----- Listed records

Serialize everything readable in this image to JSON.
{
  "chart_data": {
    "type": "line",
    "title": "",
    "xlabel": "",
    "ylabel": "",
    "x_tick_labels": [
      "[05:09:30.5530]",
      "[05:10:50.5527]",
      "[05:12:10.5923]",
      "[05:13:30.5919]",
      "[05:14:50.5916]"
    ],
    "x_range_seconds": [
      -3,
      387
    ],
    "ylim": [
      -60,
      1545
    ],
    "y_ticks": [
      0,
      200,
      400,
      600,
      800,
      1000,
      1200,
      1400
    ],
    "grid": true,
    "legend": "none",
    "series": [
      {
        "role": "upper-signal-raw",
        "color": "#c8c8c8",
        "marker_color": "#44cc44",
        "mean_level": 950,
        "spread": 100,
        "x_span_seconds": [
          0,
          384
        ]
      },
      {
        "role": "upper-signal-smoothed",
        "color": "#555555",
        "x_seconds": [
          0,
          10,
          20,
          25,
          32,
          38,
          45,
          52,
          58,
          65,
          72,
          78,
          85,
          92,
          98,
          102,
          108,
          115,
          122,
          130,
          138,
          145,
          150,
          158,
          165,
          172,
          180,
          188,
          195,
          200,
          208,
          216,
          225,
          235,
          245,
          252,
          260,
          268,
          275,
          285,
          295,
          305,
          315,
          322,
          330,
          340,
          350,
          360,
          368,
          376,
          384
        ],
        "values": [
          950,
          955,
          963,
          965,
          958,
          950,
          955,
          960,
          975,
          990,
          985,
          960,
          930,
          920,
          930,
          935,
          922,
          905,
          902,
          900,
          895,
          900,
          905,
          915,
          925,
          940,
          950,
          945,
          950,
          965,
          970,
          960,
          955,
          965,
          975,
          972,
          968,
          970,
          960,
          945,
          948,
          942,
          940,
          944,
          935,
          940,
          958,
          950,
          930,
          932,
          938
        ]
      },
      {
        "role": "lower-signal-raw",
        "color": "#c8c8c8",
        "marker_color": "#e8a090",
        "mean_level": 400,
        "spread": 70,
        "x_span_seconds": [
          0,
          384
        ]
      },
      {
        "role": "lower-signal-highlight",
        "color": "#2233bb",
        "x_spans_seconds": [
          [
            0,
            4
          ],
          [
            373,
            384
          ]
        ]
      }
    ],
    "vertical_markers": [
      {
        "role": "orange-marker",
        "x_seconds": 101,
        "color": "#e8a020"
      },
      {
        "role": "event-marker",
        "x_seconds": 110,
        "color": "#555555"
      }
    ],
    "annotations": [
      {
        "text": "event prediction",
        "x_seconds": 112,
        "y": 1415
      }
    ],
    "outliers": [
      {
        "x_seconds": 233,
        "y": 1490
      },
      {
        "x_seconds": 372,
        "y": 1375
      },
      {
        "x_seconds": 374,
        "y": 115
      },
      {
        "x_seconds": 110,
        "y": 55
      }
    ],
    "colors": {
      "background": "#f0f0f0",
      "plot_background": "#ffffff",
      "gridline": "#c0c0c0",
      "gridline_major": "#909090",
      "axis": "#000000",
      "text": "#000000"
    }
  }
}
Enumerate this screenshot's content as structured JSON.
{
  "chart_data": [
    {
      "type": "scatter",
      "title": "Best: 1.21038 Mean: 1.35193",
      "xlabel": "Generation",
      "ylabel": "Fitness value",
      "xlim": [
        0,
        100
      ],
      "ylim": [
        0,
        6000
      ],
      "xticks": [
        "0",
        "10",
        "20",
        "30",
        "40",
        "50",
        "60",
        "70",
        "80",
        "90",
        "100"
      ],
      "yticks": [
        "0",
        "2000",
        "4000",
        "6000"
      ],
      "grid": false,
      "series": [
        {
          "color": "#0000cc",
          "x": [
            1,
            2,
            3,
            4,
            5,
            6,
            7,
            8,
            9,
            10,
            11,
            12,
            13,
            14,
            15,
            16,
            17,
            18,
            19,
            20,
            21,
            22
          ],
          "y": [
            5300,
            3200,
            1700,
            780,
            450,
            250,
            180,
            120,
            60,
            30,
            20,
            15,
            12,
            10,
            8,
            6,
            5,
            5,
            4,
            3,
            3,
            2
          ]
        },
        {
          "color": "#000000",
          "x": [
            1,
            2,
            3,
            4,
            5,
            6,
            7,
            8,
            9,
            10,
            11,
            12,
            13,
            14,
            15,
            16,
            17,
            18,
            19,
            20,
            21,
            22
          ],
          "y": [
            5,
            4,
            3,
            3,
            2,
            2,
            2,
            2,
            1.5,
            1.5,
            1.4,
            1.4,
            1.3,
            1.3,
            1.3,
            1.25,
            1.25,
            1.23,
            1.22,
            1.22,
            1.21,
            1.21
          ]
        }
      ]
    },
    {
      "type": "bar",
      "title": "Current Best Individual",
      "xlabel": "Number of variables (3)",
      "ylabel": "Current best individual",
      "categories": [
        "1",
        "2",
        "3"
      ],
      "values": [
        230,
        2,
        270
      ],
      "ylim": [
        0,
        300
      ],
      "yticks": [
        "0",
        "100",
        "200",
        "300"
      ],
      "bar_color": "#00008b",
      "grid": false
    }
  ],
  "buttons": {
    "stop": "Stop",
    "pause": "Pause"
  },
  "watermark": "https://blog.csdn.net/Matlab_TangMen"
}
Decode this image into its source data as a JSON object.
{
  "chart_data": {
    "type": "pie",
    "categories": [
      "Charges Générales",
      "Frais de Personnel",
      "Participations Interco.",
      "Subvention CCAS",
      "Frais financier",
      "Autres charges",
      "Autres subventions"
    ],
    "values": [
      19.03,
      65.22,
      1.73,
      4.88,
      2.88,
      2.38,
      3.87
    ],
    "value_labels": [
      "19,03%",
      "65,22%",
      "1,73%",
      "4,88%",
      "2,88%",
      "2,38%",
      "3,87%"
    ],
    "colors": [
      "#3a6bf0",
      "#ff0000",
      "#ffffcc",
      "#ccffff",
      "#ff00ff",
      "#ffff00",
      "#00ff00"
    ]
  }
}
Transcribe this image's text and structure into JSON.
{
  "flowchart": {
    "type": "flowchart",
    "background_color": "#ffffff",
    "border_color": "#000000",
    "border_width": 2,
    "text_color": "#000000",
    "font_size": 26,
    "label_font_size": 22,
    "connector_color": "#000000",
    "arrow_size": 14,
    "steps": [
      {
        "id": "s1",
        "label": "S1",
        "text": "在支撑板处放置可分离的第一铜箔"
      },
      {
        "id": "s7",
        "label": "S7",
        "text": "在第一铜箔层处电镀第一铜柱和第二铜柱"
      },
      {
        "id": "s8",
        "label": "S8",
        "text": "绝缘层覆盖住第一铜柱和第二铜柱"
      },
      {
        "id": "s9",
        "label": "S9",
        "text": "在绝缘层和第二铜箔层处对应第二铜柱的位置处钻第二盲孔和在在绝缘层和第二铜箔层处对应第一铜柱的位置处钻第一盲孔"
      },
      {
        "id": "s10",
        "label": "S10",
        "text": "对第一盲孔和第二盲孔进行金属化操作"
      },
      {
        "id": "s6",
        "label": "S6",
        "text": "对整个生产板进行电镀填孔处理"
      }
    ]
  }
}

----------

*The task:* Using the listing above, pull out all lines that hold the word "role".

*Problem solution:*
        "role": "upper-signal-raw",
        "role": "upper-signal-smoothed",
        "role": "lower-signal-raw",
        "role": "lower-signal-highlight",
        "role": "orange-marker",
        "role": "event-marker",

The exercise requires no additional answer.